WORK TO BE COMPLETED: Repeat each entry in full, exactly.

___ RECORDS ___

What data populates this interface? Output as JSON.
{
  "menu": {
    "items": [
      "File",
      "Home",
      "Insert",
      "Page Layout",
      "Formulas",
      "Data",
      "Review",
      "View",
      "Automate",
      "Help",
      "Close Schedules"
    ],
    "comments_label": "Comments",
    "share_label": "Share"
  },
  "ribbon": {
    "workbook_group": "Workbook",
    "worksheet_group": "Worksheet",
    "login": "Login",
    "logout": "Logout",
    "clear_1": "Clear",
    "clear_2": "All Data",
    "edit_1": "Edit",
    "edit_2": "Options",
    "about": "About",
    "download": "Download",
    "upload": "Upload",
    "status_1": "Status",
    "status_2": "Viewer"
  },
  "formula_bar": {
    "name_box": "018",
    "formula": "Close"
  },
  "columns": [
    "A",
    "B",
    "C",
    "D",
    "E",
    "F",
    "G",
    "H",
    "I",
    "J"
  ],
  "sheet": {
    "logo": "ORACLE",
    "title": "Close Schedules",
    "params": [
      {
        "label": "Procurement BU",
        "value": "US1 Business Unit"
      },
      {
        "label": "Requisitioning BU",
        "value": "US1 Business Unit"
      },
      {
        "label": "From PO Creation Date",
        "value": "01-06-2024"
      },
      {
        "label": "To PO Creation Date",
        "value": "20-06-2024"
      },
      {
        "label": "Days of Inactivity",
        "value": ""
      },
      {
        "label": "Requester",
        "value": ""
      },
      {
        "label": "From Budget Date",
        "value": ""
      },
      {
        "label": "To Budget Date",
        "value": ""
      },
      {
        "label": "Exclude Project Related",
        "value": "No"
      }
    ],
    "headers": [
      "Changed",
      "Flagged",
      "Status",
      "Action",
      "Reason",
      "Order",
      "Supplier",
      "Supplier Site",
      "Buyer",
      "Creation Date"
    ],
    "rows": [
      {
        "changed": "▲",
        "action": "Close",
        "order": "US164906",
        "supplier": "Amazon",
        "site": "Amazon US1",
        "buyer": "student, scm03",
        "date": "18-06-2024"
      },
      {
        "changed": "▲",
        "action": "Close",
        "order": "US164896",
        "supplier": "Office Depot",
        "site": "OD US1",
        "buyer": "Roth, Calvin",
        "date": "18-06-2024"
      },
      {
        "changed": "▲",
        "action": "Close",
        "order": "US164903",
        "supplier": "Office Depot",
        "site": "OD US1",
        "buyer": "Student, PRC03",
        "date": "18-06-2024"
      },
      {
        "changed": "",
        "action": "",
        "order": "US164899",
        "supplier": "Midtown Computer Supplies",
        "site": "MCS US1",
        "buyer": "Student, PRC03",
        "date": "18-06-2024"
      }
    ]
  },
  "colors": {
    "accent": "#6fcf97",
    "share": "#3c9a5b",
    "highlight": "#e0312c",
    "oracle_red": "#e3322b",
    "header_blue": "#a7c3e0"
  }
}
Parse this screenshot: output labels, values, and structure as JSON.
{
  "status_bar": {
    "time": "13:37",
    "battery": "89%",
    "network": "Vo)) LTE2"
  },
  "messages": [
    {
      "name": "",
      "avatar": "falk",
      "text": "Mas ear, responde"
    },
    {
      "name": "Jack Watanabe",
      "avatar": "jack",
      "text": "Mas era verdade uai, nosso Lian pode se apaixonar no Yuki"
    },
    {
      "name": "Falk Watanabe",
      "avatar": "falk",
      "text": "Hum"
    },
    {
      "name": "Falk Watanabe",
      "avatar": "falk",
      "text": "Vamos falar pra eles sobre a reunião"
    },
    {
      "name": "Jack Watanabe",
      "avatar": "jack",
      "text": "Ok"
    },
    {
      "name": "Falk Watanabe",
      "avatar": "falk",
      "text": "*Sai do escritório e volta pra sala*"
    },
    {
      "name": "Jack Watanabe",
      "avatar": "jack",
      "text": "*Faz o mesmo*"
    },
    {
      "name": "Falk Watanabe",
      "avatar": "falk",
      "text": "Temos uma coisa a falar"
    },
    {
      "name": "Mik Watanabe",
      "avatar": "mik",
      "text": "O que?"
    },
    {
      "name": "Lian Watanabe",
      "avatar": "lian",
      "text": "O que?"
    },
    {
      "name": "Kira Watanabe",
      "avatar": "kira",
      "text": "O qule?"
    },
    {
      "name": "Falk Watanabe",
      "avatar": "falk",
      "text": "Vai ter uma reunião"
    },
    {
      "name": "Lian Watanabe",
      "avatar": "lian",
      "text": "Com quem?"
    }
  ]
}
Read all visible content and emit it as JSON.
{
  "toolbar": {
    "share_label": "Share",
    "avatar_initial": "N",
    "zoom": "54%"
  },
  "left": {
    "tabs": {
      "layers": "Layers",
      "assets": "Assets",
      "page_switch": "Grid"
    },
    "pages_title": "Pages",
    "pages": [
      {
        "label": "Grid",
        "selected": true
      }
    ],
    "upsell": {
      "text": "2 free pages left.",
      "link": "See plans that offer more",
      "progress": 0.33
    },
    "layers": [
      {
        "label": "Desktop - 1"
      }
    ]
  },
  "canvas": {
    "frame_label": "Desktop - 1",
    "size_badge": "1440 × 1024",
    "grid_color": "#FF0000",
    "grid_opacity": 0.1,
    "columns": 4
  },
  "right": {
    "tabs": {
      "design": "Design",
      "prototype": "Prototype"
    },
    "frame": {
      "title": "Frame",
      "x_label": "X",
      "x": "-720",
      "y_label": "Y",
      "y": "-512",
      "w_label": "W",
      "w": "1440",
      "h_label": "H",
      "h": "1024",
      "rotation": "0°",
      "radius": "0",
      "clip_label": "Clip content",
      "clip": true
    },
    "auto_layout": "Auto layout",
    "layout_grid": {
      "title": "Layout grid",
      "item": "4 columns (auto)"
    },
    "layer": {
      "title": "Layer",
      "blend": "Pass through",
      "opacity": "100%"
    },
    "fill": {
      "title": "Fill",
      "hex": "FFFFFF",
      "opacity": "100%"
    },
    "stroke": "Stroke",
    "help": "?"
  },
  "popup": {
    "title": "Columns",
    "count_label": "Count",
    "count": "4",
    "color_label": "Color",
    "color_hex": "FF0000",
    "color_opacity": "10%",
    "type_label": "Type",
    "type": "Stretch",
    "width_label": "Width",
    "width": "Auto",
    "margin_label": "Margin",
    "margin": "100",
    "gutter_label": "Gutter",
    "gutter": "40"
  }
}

___

TASK ANSWER:
What data populates this interface? Output as JSON.
{
  "menu": {
    "items": [
      "File",
      "Home",
      "Insert",
      "Page Layout",
      "Formulas",
      "Data",
      "Review",
      "View",
      "Automate",
      "Help",
      "Close Schedules"
    ],
    "comments_label": "Comments",
    "share_label": "Share"
  },
  "ribbon": {
    "workbook_group": "Workbook",
    "worksheet_group": "Worksheet",
    "login": "Login",
    "logout": "Logout",
    "clear_1": "Clear",
    "clear_2": "All Data",
    "edit_1": "Edit",
    "edit_2": "Options",
    "about": "About",
    "download": "Download",
    "upload": "Upload",
    "status_1": "Status",
    "status_2": "Viewer"
  },
  "formula_bar": {
    "name_box": "018",
    "formula": "Close"
  },
  "columns": [
    "A",
    "B",
    "C",
    "D",
    "E",
    "F",
    "G",
    "H",
    "I",
    "J"
  ],
  "sheet": {
    "logo": "ORACLE",
    "title": "Close Schedules",
    "params": [
      {
        "label": "Procurement BU",
        "value": "US1 Business Unit"
      },
      {
        "label": "Requisitioning BU",
        "value": "US1 Business Unit"
      },
      {
        "label": "From PO Creation Date",
        "value": "01-06-2024"
      },
      {
        "label": "To PO Creation Date",
        "value": "20-06-2024"
      },
      {
        "label": "Days of Inactivity",
        "value": ""
      },
      {
        "label": "Requester",
        "value": ""
      },
      {
        "label": "From Budget Date",
        "value": ""
      },
      {
        "label": "To Budget Date",
        "value": ""
      },
      {
        "label": "Exclude Project Related",
        "value": "No"
      }
    ],
    "headers": [
      "Changed",
      "Flagged",
      "Status",
      "Action",
      "Reason",
      "Order",
      "Supplier",
      "Supplier Site",
      "Buyer",
      "Creation Date"
    ],
    "rows": [
      {
        "changed": "▲",
        "action": "Close",
        "order": "US164906",
        "supplier": "Amazon",
        "site": "Amazon US1",
        "buyer": "student, scm03",
        "date": "18-06-2024"
      },
      {
        "changed": "▲",
        "action": "Close",
        "order": "US164896",
        "supplier": "Office Depot",
        "site": "OD US1",
        "buyer": "Roth, Calvin",
        "date": "18-06-2024"
      },
      {
        "changed": "▲",
        "action": "Close",
        "order": "US164903",
        "supplier": "Office Depot",
        "site": "OD US1",
        "buyer": "Student, PRC03",
        "date": "18-06-2024"
      },
      {
        "changed": "",
        "action": "",
        "order": "US164899",
        "supplier": "Midtown Computer Supplies",
        "site": "MCS US1",
        "buyer": "Student, PRC03",
        "date": "18-06-2024"
      }
    ]
  },
  "colors": {
    "accent": "#6fcf97",
    "share": "#3c9a5b",
    "highlight": "#e0312c",
    "oracle_red": "#e3322b",
    "header_blue": "#a7c3e0"
  }
}
Parse this screenshot: output labels, values, and structure as JSON.
{
  "status_bar": {
    "time": "13:37",
    "battery": "89%",
    "network": "Vo)) LTE2"
  },
  "messages": [
    {
      "name": "",
      "avatar": "falk",
      "text": "Mas ear, responde"
    },
    {
      "name": "Jack Watanabe",
      "avatar": "jack",
      "text": "Mas era verdade uai, nosso Lian pode se apaixonar no Yuki"
    },
    {
      "name": "Falk Watanabe",
      "avatar": "falk",
      "text": "Hum"
    },
    {
      "name": "Falk Watanabe",
      "avatar": "falk",
      "text": "Vamos falar pra eles sobre a reunião"
    },
    {
      "name": "Jack Watanabe",
      "avatar": "jack",
      "text": "Ok"
    },
    {
      "name": "Falk Watanabe",
      "avatar": "falk",
      "text": "*Sai do escritório e volta pra sala*"
    },
    {
      "name": "Jack Watanabe",
      "avatar": "jack",
      "text": "*Faz o mesmo*"
    },
    {
      "name": "Falk Watanabe",
      "avatar": "falk",
      "text": "Temos uma coisa a falar"
    },
    {
      "name": "Mik Watanabe",
      "avatar": "mik",
      "text": "O que?"
    },
    {
      "name": "Lian Watanabe",
      "avatar": "lian",
      "text": "O que?"
    },
    {
      "name": "Kira Watanabe",
      "avatar": "kira",
      "text": "O qule?"
    },
    {
      "name": "Falk Watanabe",
      "avatar": "falk",
      "text": "Vai ter uma reunião"
    },
    {
      "name": "Lian Watanabe",
      "avatar": "lian",
      "text": "Com quem?"
    }
  ]
}
Read all visible content and emit it as JSON.
{
  "toolbar": {
    "share_label": "Share",
    "avatar_initial": "N",
    "zoom": "54%"
  },
  "left": {
    "tabs": {
      "layers": "Layers",
      "assets": "Assets",
      "page_switch": "Grid"
    },
    "pages_title": "Pages",
    "pages": [
      {
        "label": "Grid",
        "selected": true
      }
    ],
    "upsell": {
      "text": "2 free pages left.",
      "link": "See plans that offer more",
      "progress": 0.33
    },
    "layers": [
      {
        "label": "Desktop - 1"
      }
    ]
  },
  "canvas": {
    "frame_label": "Desktop - 1",
    "size_badge": "1440 × 1024",
    "grid_color": "#FF0000",
    "grid_opacity": 0.1,
    "columns": 4
  },
  "right": {
    "tabs": {
      "design": "Design",
      "prototype": "Prototype"
    },
    "frame": {
      "title": "Frame",
      "x_label": "X",
      "x": "-720",
      "y_label": "Y",
      "y": "-512",
      "w_label": "W",
      "w": "1440",
      "h_label": "H",
      "h": "1024",
      "rotation": "0°",
      "radius": "0",
      "clip_label": "Clip content",
      "clip": true
    },
    "auto_layout": "Auto layout",
    "layout_grid": {
      "title": "Layout grid",
      "item": "4 columns (auto)"
    },
    "layer": {
      "title": "Layer",
      "blend": "Pass through",
      "opacity": "100%"
    },
    "fill": {
      "title": "Fill",
      "hex": "FFFFFF",
      "opacity": "100%"
    },
    "stroke": "Stroke",
    "help": "?"
  },
  "popup": {
    "title": "Columns",
    "count_label": "Count",
    "count": "4",
    "color_label": "Color",
    "color_hex": "FF0000",
    "color_opacity": "10%",
    "type_label": "Type",
    "type": "Stretch",
    "width_label": "Width",
    "width": "Auto",
    "margin_label": "Margin",
    "margin": "100",
    "gutter_label": "Gutter",
    "gutter": "40"
  }
}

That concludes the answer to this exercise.